## Work to complete
From the listing below, pull out every line where the string "determines" appears.

[Stored items from a collection]
--------------------------------

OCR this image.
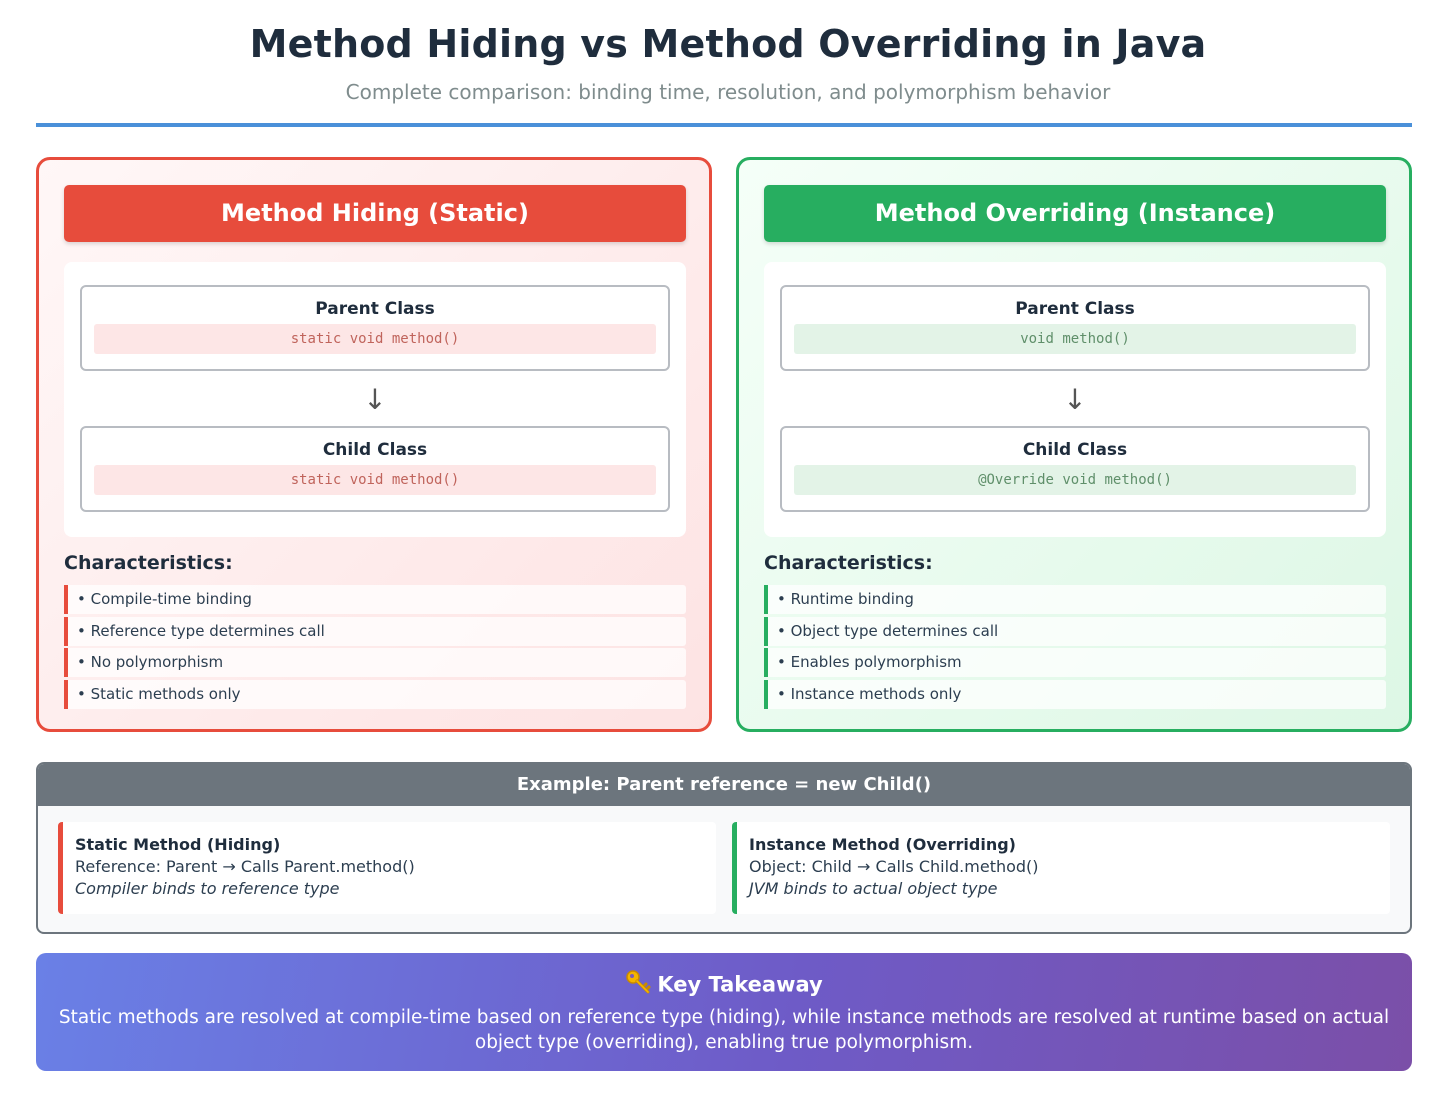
Method Hiding vs Method Overriding in Java
Complete comparison: binding time, resolution, and polymorphism behavior
Method Hiding (Static)
Parent Class
static void method()
↓
Child Class
static void method()
Characteristics:
• Compile-time binding
• Reference type determines call
• No polymorphism
• Static methods only
Method Overriding (Instance)
Parent Class
void method()
↓
Child Class
@Override void method()
Characteristics:
• Runtime binding
• Object type determines call
• Enables polymorphism
• Instance methods only
Example: Parent reference = new Child()
Static Method (Hiding)
Reference: Parent → Calls Parent.method()
Compiler binds to reference type
Instance Method (Overriding)
Object: Child → Calls Child.method()
JVM binds to actual object type
Key Takeaway
Static methods are resolved at compile-time based on reference type (hiding), while instance methods are resolved at runtime based on actual object type (overriding), enabling true polymorphism.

--------------------------------

## Exercise output
• Reference type determines call
• Object type determines call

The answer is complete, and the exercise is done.